Se muestran los artículos pertenecientes a Enero de 2012.
TRINCHERAS Y MADRIGUERAS

Quiero comenzar este año 2012 agradeciendo a mis lectores que lo sean, y que me dejen comentarios en los que me animan a seguir escribiendo. Para mí es un ejercicio terapeútico, un acto de comunicación desde el modo en que trato de contar las cosas. Si dejase de hacerlo me habría convertido entonces en una loca de atar o en una ermitaña irremediable. No lo descarto. Estan los tiempos como para salir huyendo. Muchos lo hacen. En un era en la que la gente que pisa la calle y se sube el cuello del abrigo se siente totalmente estafada por los que fueron, son y serán nuestros gestores políticos, pocas cosas diáfanas nos quedan... la poesía, la solidaridad y el afecto, volver, volver a lo que de verdad importa, trincheras y madrigueras que infravaloramos cuando nos hicieron creer que podríamos alcanzar el éxito, el poder, la eternidad.
En este 2012 en el que se cumple el centenario del hundimiento del Titanic, así como el de la publicación de "Campos de Castilla" y la muerte de Leonor, esposa de Antonio Machado, también se cumplen cien años del fallecimiento de Emilio Salgari y del de Menéndez Pelayo, ya véis, necrológicas que no auguran tiempos mejores.
Entrar en este blog supone conocerme, ya sabéis de mis pasiones incondicionales. De ahí que, como una de las cosas que siempre quedan, aguardándonos, reservando la palabra precisa, es la lectura, nada mejor que servir de ventana a la expresión incomparable de Luis García Montero en su último artículo, fechado hoy, para el diario Público: "La realidad y el deseo"
http://blogs.publico.es/luis-garcia-montero/192/el-pais-con-la-democracia-real/
Un abrazo para todos y todas, os deseo trincheras y madrigueras siempre a mano.
"EL TEMBLOR DEL HÉROE"

Los premios que yo nunca obtendré, las historias que nunca escribiré, los escritores y escritoras que no seré. La literatura siempre está de moda. Y hay que celebrarla, con premios o sin ellos, pero estos son la mejor excusa para vestirla de gala. Tiene buena pinta el último libro de Pombo que verá la luz en Febrero. Podremos discutirlo.
De antena3.com
El ganador del Premio Nadal, el escritor santanderino Álvaro Pombo, ha quedado inscrito esta noche en el reducido club de ganadores de los dos premios literarios hispanos más importantes y de larga tradición, el decano Nadal y el mejor dotado Planeta.
En ese exclusivo grupo, además de Pombo, figuran Maruja Torres, José María Gironella, Luis Romero, Ana María Matute, Jesús Fernández Santos, Carlos Rojas, Rosa Regàs, Lucia Etxebarria y Juan José Millás.

(Extracto de un conjunto de datos)

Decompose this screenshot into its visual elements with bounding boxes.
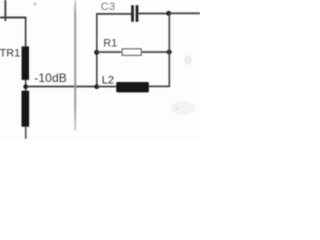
- wire R1 right segment: [142, 51, 169, 53]
- svg-text:TR1: TR1: [0, 47, 20, 59]
- wire L2 right segment: [149, 86, 170, 88]
- node L2 left junction dot: [94, 84, 99, 89]
- wire R1 left segment: [97, 51, 122, 53]
- svg-text:R1: R1: [103, 38, 117, 50]
- svg-text:-10dB: -10dB: [34, 71, 67, 85]
- wire C3 right segment to output junction: [138, 13, 168, 15]
- node output junction dot top right: [166, 11, 171, 16]
- wire L2 left segment: [97, 86, 117, 88]
- wire tap -10dB horizontal to L2 node: [27, 86, 97, 88]
- faint speck top middle: [34, 3, 36, 6]
- faint bleed-through smudge right middle: [184, 55, 192, 65]
- wire tap junction to lower resistor: [25, 89, 27, 92]
- resistor lower attenuator element (filled body): [22, 91, 30, 127]
- node R1 left junction dot: [94, 50, 99, 55]
- inductor L2 (filled body): [116, 82, 149, 92]
- faint bleed-through smudge bottom right: [171, 101, 195, 115]
- svg-text:L2: L2: [102, 74, 114, 86]
- capacitor C3 plates: [131, 5, 138, 22]
- wire TR1 bottom to tap junction: [25, 80, 27, 86]
- wire vertical pale rail (crossing, no connection): [74, 1, 76, 131]
- svg-text:C3: C3: [101, 1, 116, 13]
- wire lower resistor to bottom edge: [25, 127, 27, 140]
- wire vertical from corner down to TR1: [25, 17, 27, 47]
- node tap junction dot -10dB: [23, 84, 28, 89]
- wire input stub vertical top-left: [4, 0, 6, 21]
- wire horizontal from left edge to corner: [0, 17, 26, 19]
- wire vertical bus C3/R1/L2 left side: [96, 14, 98, 88]
- node R1 right junction dot: [167, 50, 172, 55]
- resistor TR1 (upper attenuator element, filled body): [22, 46, 29, 80]
- resistor R1 (outline body): [122, 49, 141, 55]
- wire C3 left segment: [96, 13, 131, 15]
- wire right rail vertical: [169, 13, 171, 87]
- wire output to right edge: [169, 12, 200, 14]
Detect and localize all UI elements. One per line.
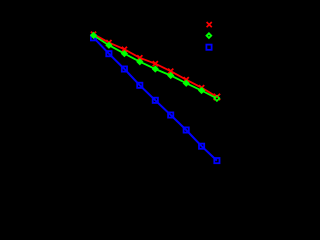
legend blue square bbox=[206, 45, 211, 50]
red series x markers bbox=[91, 32, 220, 101]
last green diamond (black-filled, over red x) bbox=[214, 96, 219, 101]
blue open square markers bbox=[91, 35, 220, 163]
red series line bbox=[94, 34, 217, 97]
legend diamond black center dot bbox=[208, 35, 209, 36]
red dot inside last diamond bbox=[216, 97, 218, 99]
legend green diamond bbox=[206, 33, 211, 38]
legend red x bbox=[207, 22, 212, 27]
green open diamond markers bbox=[91, 33, 204, 93]
blue series line bbox=[94, 38, 217, 161]
green series line bbox=[94, 35, 217, 98]
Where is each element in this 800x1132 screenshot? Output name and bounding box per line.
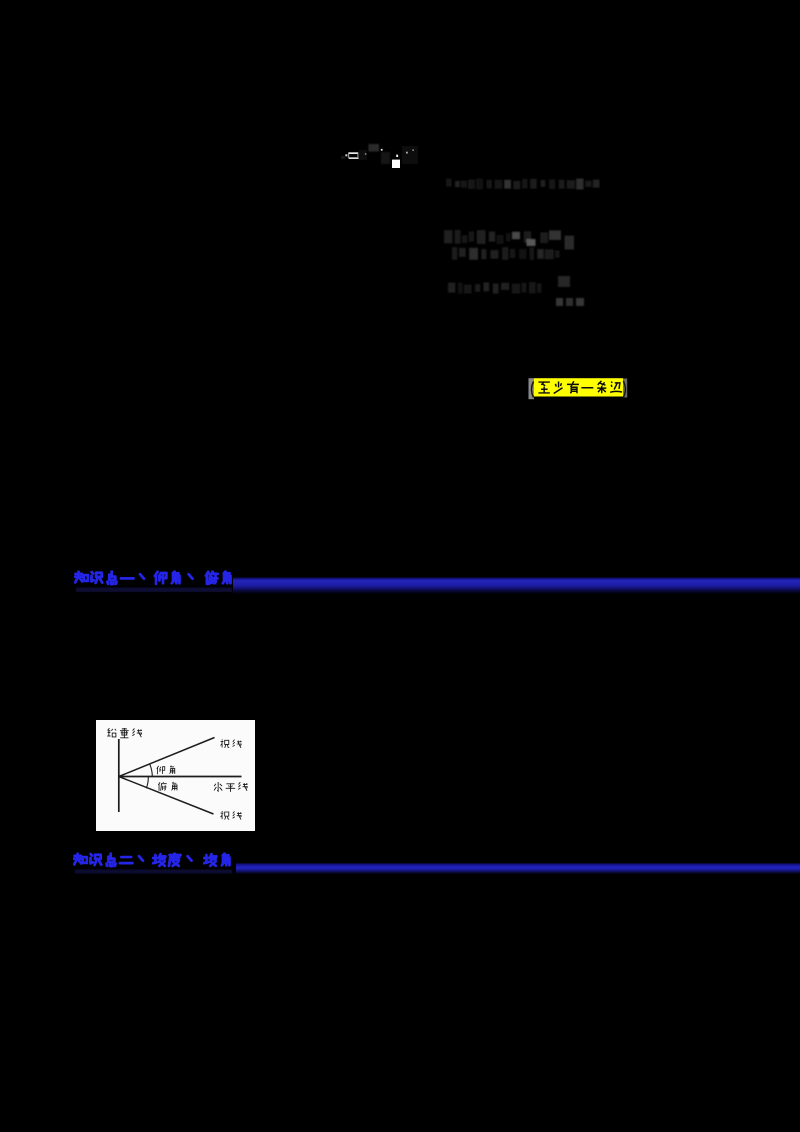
- label 铅垂线 (plumb line): [107, 728, 142, 738]
- horizontal line: [119, 776, 242, 778]
- section header 2: 知识点二、坡度、坡角 (blue bold): [74, 853, 230, 866]
- label 视线 lower: [221, 811, 242, 819]
- gradient rule 1: [233, 577, 800, 595]
- title fragments: white glyph counters: [345, 149, 414, 168]
- section header 1: 知识点一、仰角、俯角 (blue bold): [75, 571, 231, 584]
- lower sight ray: [119, 777, 214, 815]
- equation smudge row 1: [446, 179, 600, 190]
- vertical plumb line: [118, 739, 120, 812]
- header 2 echo smudge: [75, 870, 232, 874]
- depression angle arc: [146, 777, 148, 789]
- gray shaded right paren: [623, 379, 627, 398]
- elevation angle arc: [150, 764, 153, 776]
- yellow highlight box: [534, 378, 623, 396]
- title fragments: dark glyph ghosts: [341, 144, 418, 164]
- label 视线 upper: [221, 739, 242, 747]
- upper sight ray: [119, 738, 215, 777]
- label 俯角: [158, 782, 177, 791]
- header 1 echo smudge: [76, 588, 232, 593]
- gray shaded left paren: [529, 378, 535, 399]
- diagram white panel: [96, 720, 255, 831]
- label 仰角: [157, 766, 175, 775]
- equation smudge block 2 (fractions): [444, 230, 574, 260]
- equation smudge row 3 with fraction: [448, 276, 584, 306]
- label 水平线: [214, 782, 248, 792]
- highlighted text: 至少有一条边: [538, 381, 622, 394]
- gradient rule 2: [236, 863, 800, 875]
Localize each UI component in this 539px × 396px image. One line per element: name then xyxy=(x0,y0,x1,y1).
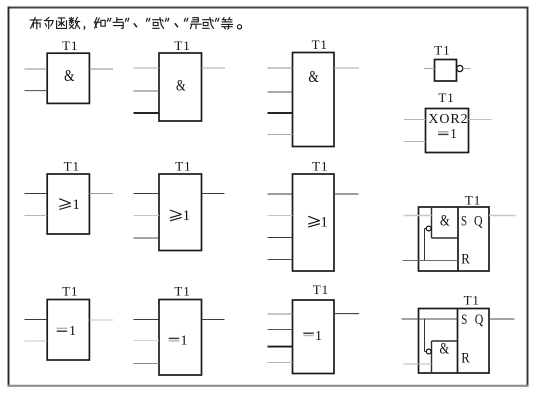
wire: U7 input 1 xyxy=(134,193,160,195)
title text: Boolean functions, e.g. AND, OR, XOR etc. xyxy=(30,17,241,29)
wire: U11 input 2 xyxy=(134,340,160,342)
OR gate U8 (4-input, label T1) xyxy=(293,174,335,271)
svg-text:T1: T1 xyxy=(312,37,328,52)
svg-text:1: 1 xyxy=(72,197,80,213)
svg-text:R: R xyxy=(461,351,470,367)
wire: U9 Q output xyxy=(489,215,516,217)
svg-text:Q: Q xyxy=(474,212,483,228)
wire: U2 input 3 xyxy=(134,112,160,114)
wire: U13 set input xyxy=(402,318,458,320)
svg-text:T1: T1 xyxy=(174,38,190,53)
inversion bubble of U4 xyxy=(457,65,463,71)
AND gate U1 (2-input, label T1) xyxy=(47,53,89,103)
svg-text:1: 1 xyxy=(320,214,328,230)
wire: U10 input 2 xyxy=(25,340,48,342)
wire: U4 output xyxy=(463,68,471,70)
wire: U10 output xyxy=(90,319,114,321)
OR gate U7 (3-input, label T1) xyxy=(159,174,202,251)
U9 latch section divider xyxy=(457,207,459,271)
wire: U13 second AND input xyxy=(404,363,432,365)
wire: U7 input 2 xyxy=(134,215,160,217)
wire: U1 input 2 xyxy=(25,90,48,92)
svg-text:&: & xyxy=(64,68,75,86)
wire: U8 input 3 xyxy=(268,237,293,239)
svg-text:1: 1 xyxy=(183,208,191,224)
wire: U1 input 1 xyxy=(25,68,48,70)
wire: U6 output xyxy=(90,193,114,195)
wire: U9 reset input xyxy=(403,260,459,262)
svg-text:S: S xyxy=(461,213,467,229)
wire: U7 output xyxy=(202,193,225,195)
wire: U13 feedback vertical xyxy=(424,319,426,352)
svg-text:1: 1 xyxy=(181,334,188,349)
svg-text:S: S xyxy=(461,312,467,328)
wire: U8 input 2 xyxy=(268,215,293,217)
wire: U2 output xyxy=(202,67,226,69)
AND gate U2 (3-input, label T1) xyxy=(159,53,202,121)
wire: U7 input 3 xyxy=(134,237,160,239)
wire: U12 output xyxy=(334,313,359,315)
SR latch U9 outer box (label T1) xyxy=(419,207,490,271)
wire: U2 input 1 xyxy=(134,67,160,69)
wire: U8 input 1 xyxy=(268,193,293,195)
wire: U2 input 2 xyxy=(134,90,160,92)
wire: U5 input 1 xyxy=(404,119,426,121)
wire: U4 input xyxy=(424,68,435,70)
svg-text:T1: T1 xyxy=(434,43,450,58)
SR latch U13 outer box (label T1) xyxy=(419,309,490,374)
wire: U8 input 4 xyxy=(268,259,293,261)
svg-text:T1: T1 xyxy=(175,159,191,174)
svg-text:1: 1 xyxy=(315,329,322,344)
svg-text:&: & xyxy=(439,340,449,358)
wire: U12 input 4 xyxy=(268,362,293,364)
AND gate U3 (4-input, label T1) xyxy=(293,53,335,147)
wire: U11 input 1 xyxy=(134,319,160,321)
wire: U5 input 2 xyxy=(404,141,426,143)
wire: U1 output xyxy=(90,68,114,70)
XOR gate U5 "XOR2" (2-input, label T1) xyxy=(426,109,469,153)
svg-text:T1: T1 xyxy=(464,292,480,307)
wire: U11 output xyxy=(202,319,225,321)
svg-text:T1: T1 xyxy=(312,159,328,174)
wire: U8 output xyxy=(334,193,359,195)
XOR gate U11 (3-input, label T1) xyxy=(159,300,202,376)
XOR gate U10 (2-input, label T1) xyxy=(47,300,89,361)
svg-text:&: & xyxy=(176,77,186,95)
wire: U11 input 3 xyxy=(134,363,160,365)
svg-text:T1: T1 xyxy=(64,159,80,174)
wire: U13 Q output xyxy=(489,318,515,320)
wire: U9 feedback vertical xyxy=(424,229,426,261)
svg-text:&: & xyxy=(308,69,319,87)
XOR gate U12 (4-input, label T1) xyxy=(293,300,335,374)
wire: U12 input 1 xyxy=(268,313,293,315)
wire: U3 input 3 xyxy=(268,112,293,114)
svg-text:T1: T1 xyxy=(438,90,454,105)
wire: U3 input 2 xyxy=(268,91,293,93)
svg-text:XOR2: XOR2 xyxy=(428,112,468,127)
svg-text:1: 1 xyxy=(450,126,457,141)
wire: U12 input 2 xyxy=(268,329,293,331)
wire: U3 output xyxy=(334,67,359,69)
svg-text:&: & xyxy=(440,212,450,230)
wire: U3 input 4 xyxy=(268,134,293,136)
wire: U10 input 1 xyxy=(25,319,48,321)
svg-text:T1: T1 xyxy=(62,38,78,53)
inversion bubble of U9 AND input xyxy=(426,226,431,231)
wire: U6 input 2 xyxy=(25,215,48,217)
wire: U3 input 1 xyxy=(268,67,293,69)
AND sub-gate of U13 xyxy=(432,340,458,373)
svg-text:Q: Q xyxy=(475,311,484,327)
OR gate U6 (2-input, label T1) xyxy=(47,174,89,234)
svg-text:T1: T1 xyxy=(62,284,78,299)
wire: U9 set input xyxy=(404,215,432,217)
wire: U6 input 1 xyxy=(25,193,48,195)
svg-text:T1: T1 xyxy=(174,284,190,299)
AND sub-gate of U9 xyxy=(432,207,459,238)
U13 latch section divider xyxy=(457,309,459,374)
svg-text:1: 1 xyxy=(69,324,76,339)
inversion bubble of U13 AND input xyxy=(426,349,431,354)
wire: U9 bubble connector xyxy=(425,228,427,230)
svg-text:T1: T1 xyxy=(313,282,329,297)
svg-text:R: R xyxy=(461,251,470,267)
wire: U13 bubble connector xyxy=(425,351,427,353)
svg-text:T1: T1 xyxy=(465,192,481,207)
inverter U4 (label T1) xyxy=(435,60,457,82)
wire: U5 output xyxy=(469,119,492,121)
wire: U12 input 3 xyxy=(268,346,293,348)
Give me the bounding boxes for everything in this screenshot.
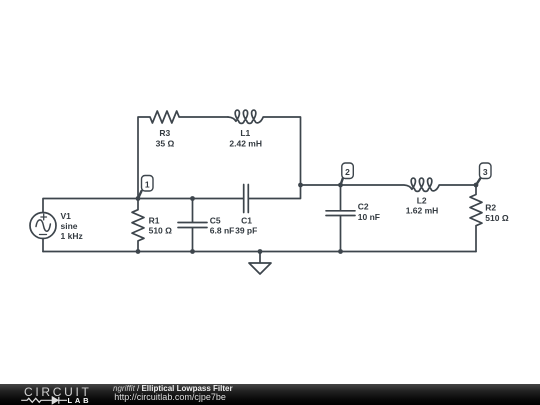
svg-text:2: 2	[345, 167, 350, 177]
svg-text:6.8 nF: 6.8 nF	[210, 226, 235, 236]
svg-text:1 kHz: 1 kHz	[61, 231, 83, 241]
svg-text:3: 3	[483, 167, 488, 177]
svg-text:39 pF: 39 pF	[235, 226, 257, 236]
svg-text:510 Ω: 510 Ω	[485, 213, 509, 223]
svg-text:1.62 mH: 1.62 mH	[406, 206, 439, 216]
svg-text:510 Ω: 510 Ω	[149, 226, 173, 236]
svg-text:R2: R2	[485, 203, 496, 213]
svg-text:V1: V1	[61, 211, 72, 221]
svg-text:R1: R1	[149, 216, 160, 226]
svg-text:C1: C1	[241, 216, 252, 226]
svg-text:2.42 mH: 2.42 mH	[229, 139, 262, 149]
svg-text:10 nF: 10 nF	[358, 212, 380, 222]
svg-text:L2: L2	[417, 196, 427, 206]
svg-text:C5: C5	[210, 216, 221, 226]
svg-text:sine: sine	[61, 221, 78, 231]
svg-text:R3: R3	[159, 128, 170, 138]
svg-text:1: 1	[145, 179, 150, 189]
svg-text:L1: L1	[240, 128, 250, 138]
svg-text:35 Ω: 35 Ω	[156, 139, 175, 149]
svg-text:C2: C2	[358, 202, 369, 212]
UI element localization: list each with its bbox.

> _Tus instrucciones_:
Transcribe sin cambios, del artículo, todo lo que va desde "Entrar en este" hasta "Febrero. Podremos discutirlo.". Básate únicamente en el artículo.

> _Respuesta escrita_:
Entrar en este blog supone conocerme, ya sabéis de mis pasiones incondicionales. De ahí que, como una de las cosas que siempre quedan, aguardándonos, reservando la palabra precisa, es la lectura, nada mejor que servir de ventana a la expresión incomparable de Luis García Montero en su último artículo, fechado hoy, para el diario Público: "La realidad y el deseo"
http://blogs.publico.es/luis-garcia-montero/192/el-pais-con-la-democracia-real/
Un abrazo para todos y todas, os deseo trincheras y madrigueras siempre a mano.
"EL TEMBLOR DEL HÉROE"

Los premios que yo nunca obtendré, las historias que nunca escribiré, los escritores y escritoras que no seré. La literatura siempre está de moda. Y hay que celebrarla, con premios o sin ellos, pero estos son la mejor excusa para vestirla de gala. Tiene buena pinta el último libro de Pombo que verá la luz en Febrero. Podremos discutirlo.